Given task: Pick out the lines below that include the string "McKensie".

Exercise data:
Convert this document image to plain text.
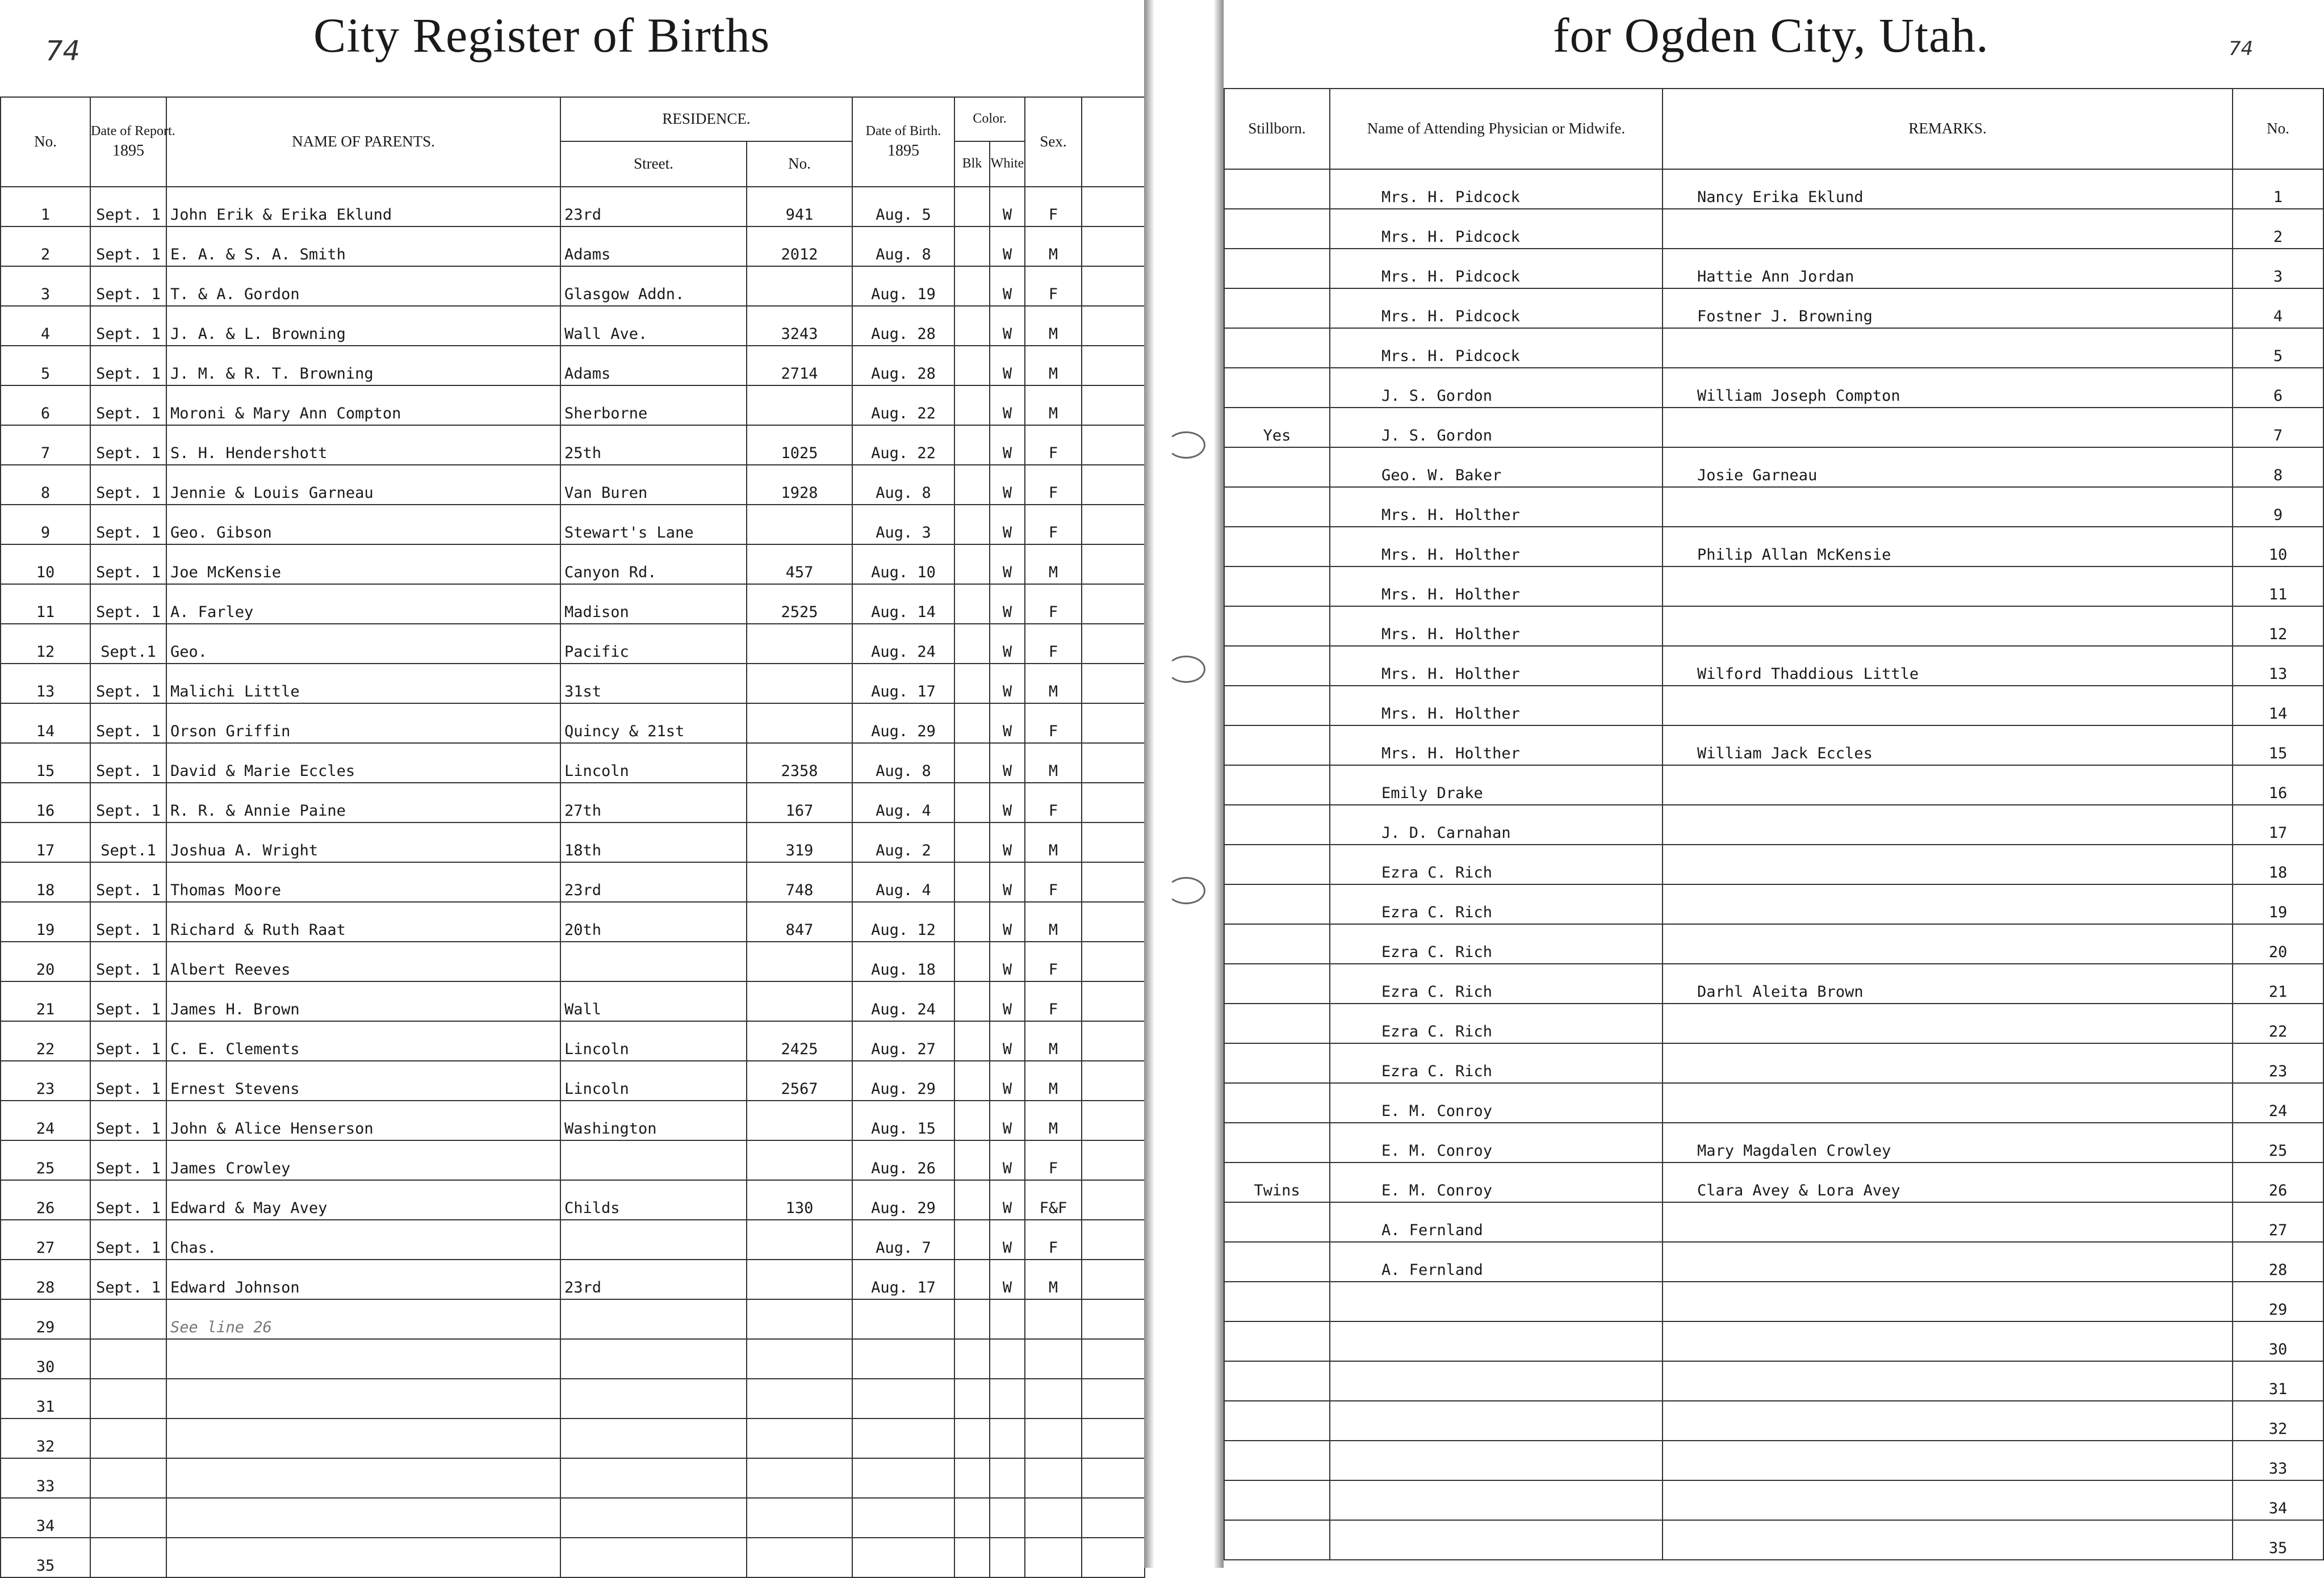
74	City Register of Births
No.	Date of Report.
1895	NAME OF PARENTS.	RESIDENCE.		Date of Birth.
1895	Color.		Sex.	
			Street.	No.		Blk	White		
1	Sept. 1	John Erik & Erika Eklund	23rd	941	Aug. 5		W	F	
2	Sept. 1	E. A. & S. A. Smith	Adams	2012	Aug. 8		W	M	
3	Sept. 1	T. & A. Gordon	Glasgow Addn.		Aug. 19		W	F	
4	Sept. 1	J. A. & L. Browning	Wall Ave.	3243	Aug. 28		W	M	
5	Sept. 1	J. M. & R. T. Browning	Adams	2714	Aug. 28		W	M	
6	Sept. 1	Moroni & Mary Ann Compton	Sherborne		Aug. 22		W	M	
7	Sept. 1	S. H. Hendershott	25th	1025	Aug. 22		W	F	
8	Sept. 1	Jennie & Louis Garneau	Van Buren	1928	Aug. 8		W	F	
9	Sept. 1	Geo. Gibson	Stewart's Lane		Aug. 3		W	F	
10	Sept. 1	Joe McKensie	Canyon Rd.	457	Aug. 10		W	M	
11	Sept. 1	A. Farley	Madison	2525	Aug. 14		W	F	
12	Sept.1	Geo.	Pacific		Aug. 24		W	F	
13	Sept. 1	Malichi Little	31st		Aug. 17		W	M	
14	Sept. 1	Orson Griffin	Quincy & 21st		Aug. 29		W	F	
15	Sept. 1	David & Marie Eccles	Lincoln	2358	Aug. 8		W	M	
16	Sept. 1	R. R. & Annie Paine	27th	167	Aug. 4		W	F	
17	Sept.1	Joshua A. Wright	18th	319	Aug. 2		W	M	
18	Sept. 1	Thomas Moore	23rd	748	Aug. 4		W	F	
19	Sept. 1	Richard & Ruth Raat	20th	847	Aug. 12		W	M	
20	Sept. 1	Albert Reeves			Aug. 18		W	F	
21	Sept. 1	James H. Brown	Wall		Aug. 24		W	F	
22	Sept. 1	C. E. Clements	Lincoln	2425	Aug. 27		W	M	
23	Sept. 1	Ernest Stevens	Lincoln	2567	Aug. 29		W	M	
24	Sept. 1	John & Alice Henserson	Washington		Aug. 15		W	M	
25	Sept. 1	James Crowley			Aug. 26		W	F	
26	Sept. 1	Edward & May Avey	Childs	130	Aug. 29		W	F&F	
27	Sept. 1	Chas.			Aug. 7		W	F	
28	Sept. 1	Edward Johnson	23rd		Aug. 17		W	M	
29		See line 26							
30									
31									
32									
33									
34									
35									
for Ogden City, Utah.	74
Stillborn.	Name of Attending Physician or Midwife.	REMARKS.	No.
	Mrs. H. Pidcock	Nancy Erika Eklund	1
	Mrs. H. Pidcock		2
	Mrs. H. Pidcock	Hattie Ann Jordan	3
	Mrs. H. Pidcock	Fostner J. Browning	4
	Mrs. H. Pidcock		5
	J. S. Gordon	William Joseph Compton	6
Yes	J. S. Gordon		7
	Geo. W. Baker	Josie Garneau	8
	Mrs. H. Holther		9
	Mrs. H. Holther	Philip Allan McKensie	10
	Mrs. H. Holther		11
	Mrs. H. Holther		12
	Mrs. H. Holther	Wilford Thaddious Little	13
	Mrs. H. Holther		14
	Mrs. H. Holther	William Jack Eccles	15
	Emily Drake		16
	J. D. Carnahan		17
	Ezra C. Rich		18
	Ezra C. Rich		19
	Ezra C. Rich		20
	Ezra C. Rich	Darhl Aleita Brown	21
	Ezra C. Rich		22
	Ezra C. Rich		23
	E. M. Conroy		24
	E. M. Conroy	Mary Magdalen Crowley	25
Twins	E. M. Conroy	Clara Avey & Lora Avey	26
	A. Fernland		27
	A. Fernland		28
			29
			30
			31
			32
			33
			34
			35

--

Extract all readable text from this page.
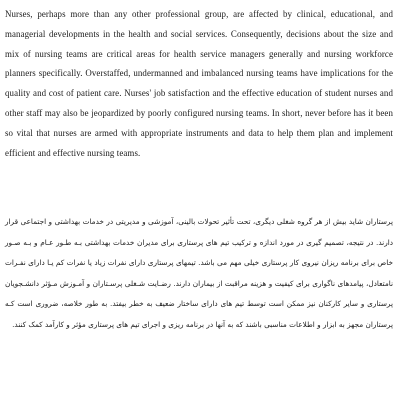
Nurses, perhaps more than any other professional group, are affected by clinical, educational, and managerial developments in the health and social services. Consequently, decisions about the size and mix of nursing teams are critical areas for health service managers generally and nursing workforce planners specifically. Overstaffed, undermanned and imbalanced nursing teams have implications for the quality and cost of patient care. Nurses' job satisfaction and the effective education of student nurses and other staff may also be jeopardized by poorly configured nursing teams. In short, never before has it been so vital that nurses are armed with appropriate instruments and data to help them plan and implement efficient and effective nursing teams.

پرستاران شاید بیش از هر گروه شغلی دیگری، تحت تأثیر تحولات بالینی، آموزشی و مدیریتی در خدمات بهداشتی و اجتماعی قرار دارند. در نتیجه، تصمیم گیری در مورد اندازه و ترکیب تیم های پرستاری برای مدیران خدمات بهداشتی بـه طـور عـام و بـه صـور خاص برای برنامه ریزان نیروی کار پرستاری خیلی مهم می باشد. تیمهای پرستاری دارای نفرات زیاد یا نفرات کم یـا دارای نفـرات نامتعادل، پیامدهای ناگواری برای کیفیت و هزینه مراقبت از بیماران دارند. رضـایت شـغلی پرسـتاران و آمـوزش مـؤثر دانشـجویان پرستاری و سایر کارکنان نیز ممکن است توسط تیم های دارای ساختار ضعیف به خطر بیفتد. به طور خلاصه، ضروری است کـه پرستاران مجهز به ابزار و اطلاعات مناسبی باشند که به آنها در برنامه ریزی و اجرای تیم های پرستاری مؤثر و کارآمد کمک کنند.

Output of the exercise:
10	Sept. 1	Joe McKensie	Canyon Rd.	457	Aug. 10		W	M	
	Mrs. H. Holther	Philip Allan McKensie	10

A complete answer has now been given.